→ **Task to complete**:
Strip the pictures and reproduce the rest of the listing exactly.

## BEGIN

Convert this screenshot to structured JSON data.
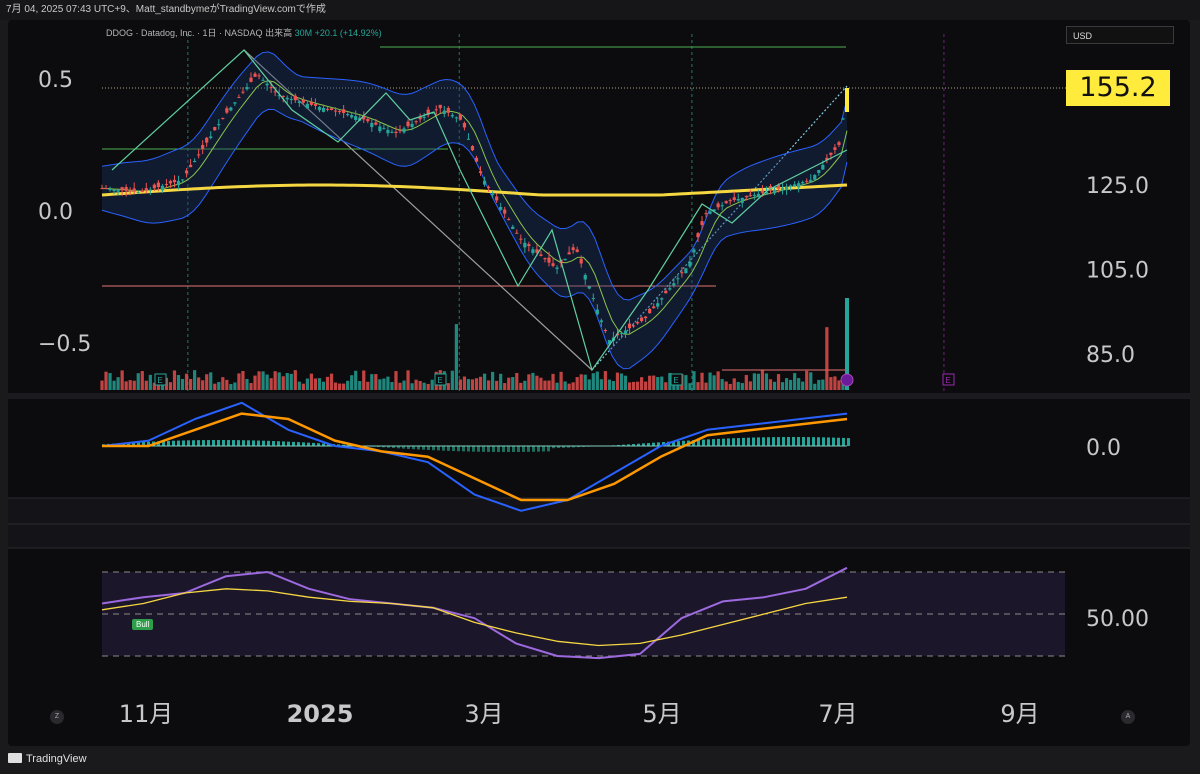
{
  "header": {
    "attribution": "7月 04, 2025 07:43 UTC+9、Matt_standbymeがTradingView.comで作成"
  },
  "symbol": {
    "label": "DDOG · Datadog, Inc. · 1日 · NASDAQ",
    "volume_label": "出来高",
    "volume_value": "30M",
    "change": "+20.1 (+14.92%)"
  },
  "currency": "USD",
  "last_price": "155.2",
  "footer": {
    "brand": "TradingView",
    "zoom_left": "Z",
    "zoom_right": "A"
  },
  "markers": {
    "earnings": "E",
    "bull": "Bull"
  },
  "colors": {
    "up": "#26a69a",
    "down": "#ef5350",
    "ma200": "#f5d742",
    "bb": "#2962ff",
    "ma_green": "#8bc34a",
    "macd": "#2962ff",
    "signal": "#ff9800",
    "rsi": "#9c6ade",
    "rsi_ma": "#f5d742",
    "accent": "#ffeb3b"
  },
  "chart_data": [
    {
      "type": "candlestick",
      "panel": "price",
      "right_axis_ticks": [
        {
          "value": 125,
          "label": "125.0"
        },
        {
          "value": 105,
          "label": "105.0"
        },
        {
          "value": 85,
          "label": "85.0"
        }
      ],
      "left_axis_ticks": [
        {
          "value": 0.5,
          "label": "0.5"
        },
        {
          "value": 0.0,
          "label": "0.0"
        },
        {
          "value": -0.5,
          "label": "-0.5"
        }
      ],
      "x_ticks": [
        "11月",
        "2025",
        "3月",
        "5月",
        "7月",
        "9月"
      ],
      "approx_close_path": [
        {
          "date": "2024-10-07",
          "value": 124
        },
        {
          "date": "2024-10-21",
          "value": 123
        },
        {
          "date": "2024-11-05",
          "value": 126
        },
        {
          "date": "2024-11-12",
          "value": 133
        },
        {
          "date": "2024-11-20",
          "value": 141
        },
        {
          "date": "2024-12-02",
          "value": 151
        },
        {
          "date": "2024-12-10",
          "value": 146
        },
        {
          "date": "2024-12-20",
          "value": 144
        },
        {
          "date": "2025-01-07",
          "value": 141
        },
        {
          "date": "2025-01-21",
          "value": 137
        },
        {
          "date": "2025-02-06",
          "value": 143
        },
        {
          "date": "2025-02-14",
          "value": 140
        },
        {
          "date": "2025-02-21",
          "value": 127
        },
        {
          "date": "2025-03-07",
          "value": 112
        },
        {
          "date": "2025-03-20",
          "value": 105
        },
        {
          "date": "2025-03-27",
          "value": 110
        },
        {
          "date": "2025-04-04",
          "value": 95
        },
        {
          "date": "2025-04-08",
          "value": 88
        },
        {
          "date": "2025-04-21",
          "value": 93
        },
        {
          "date": "2025-05-07",
          "value": 106
        },
        {
          "date": "2025-05-13",
          "value": 118
        },
        {
          "date": "2025-05-22",
          "value": 121
        },
        {
          "date": "2025-06-09",
          "value": 124
        },
        {
          "date": "2025-06-20",
          "value": 126
        },
        {
          "date": "2025-07-01",
          "value": 135
        },
        {
          "date": "2025-07-03",
          "value": 155.2
        }
      ],
      "last_value": 155.2,
      "overlays": [
        "Bollinger Bands",
        "200-day MA",
        "zigzag",
        "trend lines",
        "horizontal levels"
      ]
    },
    {
      "type": "line",
      "panel": "MACD",
      "right_axis_ticks": [
        {
          "value": 0,
          "label": "0.0"
        }
      ],
      "series": [
        {
          "values_note": "MACD line",
          "values": [
            0,
            1,
            5,
            8,
            3,
            0,
            -1,
            -3,
            -9,
            -12,
            -10,
            -5,
            0,
            3,
            4,
            5,
            6
          ]
        },
        {
          "values_note": "Signal line",
          "values": [
            0,
            0,
            3,
            6,
            5,
            1,
            -1,
            -2,
            -6,
            -10,
            -10,
            -7,
            -2,
            2,
            3,
            4,
            5
          ]
        }
      ]
    },
    {
      "type": "line",
      "panel": "RSI",
      "right_axis_ticks": [
        {
          "value": 50,
          "label": "50.00"
        }
      ],
      "levels": [
        70,
        50,
        30
      ],
      "series": [
        {
          "values_note": "RSI",
          "values": [
            55,
            58,
            60,
            68,
            70,
            62,
            57,
            55,
            53,
            48,
            36,
            30,
            29,
            31,
            48,
            56,
            58,
            62,
            72
          ]
        },
        {
          "values_note": "RSI MA",
          "values": [
            52,
            55,
            60,
            62,
            61,
            58,
            56,
            55,
            53,
            46,
            41,
            37,
            35,
            36,
            40,
            45,
            50,
            55,
            58
          ]
        }
      ]
    }
  ]
}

## END

→ **Output for this task**:
Convert this screenshot to structured JSON data.
{
  "header": {
    "attribution": "7月 04, 2025 07:43 UTC+9、Matt_standbymeがTradingView.comで作成"
  },
  "symbol": {
    "label": "DDOG · Datadog, Inc. · 1日 · NASDAQ",
    "volume_label": "出来高",
    "volume_value": "30M",
    "change": "+20.1 (+14.92%)"
  },
  "currency": "USD",
  "last_price": "155.2",
  "footer": {
    "brand": "TradingView",
    "zoom_left": "Z",
    "zoom_right": "A"
  },
  "markers": {
    "earnings": "E",
    "bull": "Bull"
  },
  "colors": {
    "up": "#26a69a",
    "down": "#ef5350",
    "ma200": "#f5d742",
    "bb": "#2962ff",
    "ma_green": "#8bc34a",
    "macd": "#2962ff",
    "signal": "#ff9800",
    "rsi": "#9c6ade",
    "rsi_ma": "#f5d742",
    "accent": "#ffeb3b"
  },
  "chart_data": [
    {
      "type": "candlestick",
      "panel": "price",
      "right_axis_ticks": [
        {
          "value": 125,
          "label": "125.0"
        },
        {
          "value": 105,
          "label": "105.0"
        },
        {
          "value": 85,
          "label": "85.0"
        }
      ],
      "left_axis_ticks": [
        {
          "value": 0.5,
          "label": "0.5"
        },
        {
          "value": 0.0,
          "label": "0.0"
        },
        {
          "value": -0.5,
          "label": "-0.5"
        }
      ],
      "x_ticks": [
        "11月",
        "2025",
        "3月",
        "5月",
        "7月",
        "9月"
      ],
      "approx_close_path": [
        {
          "date": "2024-10-07",
          "value": 124
        },
        {
          "date": "2024-10-21",
          "value": 123
        },
        {
          "date": "2024-11-05",
          "value": 126
        },
        {
          "date": "2024-11-12",
          "value": 133
        },
        {
          "date": "2024-11-20",
          "value": 141
        },
        {
          "date": "2024-12-02",
          "value": 151
        },
        {
          "date": "2024-12-10",
          "value": 146
        },
        {
          "date": "2024-12-20",
          "value": 144
        },
        {
          "date": "2025-01-07",
          "value": 141
        },
        {
          "date": "2025-01-21",
          "value": 137
        },
        {
          "date": "2025-02-06",
          "value": 143
        },
        {
          "date": "2025-02-14",
          "value": 140
        },
        {
          "date": "2025-02-21",
          "value": 127
        },
        {
          "date": "2025-03-07",
          "value": 112
        },
        {
          "date": "2025-03-20",
          "value": 105
        },
        {
          "date": "2025-03-27",
          "value": 110
        },
        {
          "date": "2025-04-04",
          "value": 95
        },
        {
          "date": "2025-04-08",
          "value": 88
        },
        {
          "date": "2025-04-21",
          "value": 93
        },
        {
          "date": "2025-05-07",
          "value": 106
        },
        {
          "date": "2025-05-13",
          "value": 118
        },
        {
          "date": "2025-05-22",
          "value": 121
        },
        {
          "date": "2025-06-09",
          "value": 124
        },
        {
          "date": "2025-06-20",
          "value": 126
        },
        {
          "date": "2025-07-01",
          "value": 135
        },
        {
          "date": "2025-07-03",
          "value": 155.2
        }
      ],
      "last_value": 155.2,
      "overlays": [
        "Bollinger Bands",
        "200-day MA",
        "zigzag",
        "trend lines",
        "horizontal levels"
      ]
    },
    {
      "type": "line",
      "panel": "MACD",
      "right_axis_ticks": [
        {
          "value": 0,
          "label": "0.0"
        }
      ],
      "series": [
        {
          "values_note": "MACD line",
          "values": [
            0,
            1,
            5,
            8,
            3,
            0,
            -1,
            -3,
            -9,
            -12,
            -10,
            -5,
            0,
            3,
            4,
            5,
            6
          ]
        },
        {
          "values_note": "Signal line",
          "values": [
            0,
            0,
            3,
            6,
            5,
            1,
            -1,
            -2,
            -6,
            -10,
            -10,
            -7,
            -2,
            2,
            3,
            4,
            5
          ]
        }
      ]
    },
    {
      "type": "line",
      "panel": "RSI",
      "right_axis_ticks": [
        {
          "value": 50,
          "label": "50.00"
        }
      ],
      "levels": [
        70,
        50,
        30
      ],
      "series": [
        {
          "values_note": "RSI",
          "values": [
            55,
            58,
            60,
            68,
            70,
            62,
            57,
            55,
            53,
            48,
            36,
            30,
            29,
            31,
            48,
            56,
            58,
            62,
            72
          ]
        },
        {
          "values_note": "RSI MA",
          "values": [
            52,
            55,
            60,
            62,
            61,
            58,
            56,
            55,
            53,
            46,
            41,
            37,
            35,
            36,
            40,
            45,
            50,
            55,
            58
          ]
        }
      ]
    }
  ]
}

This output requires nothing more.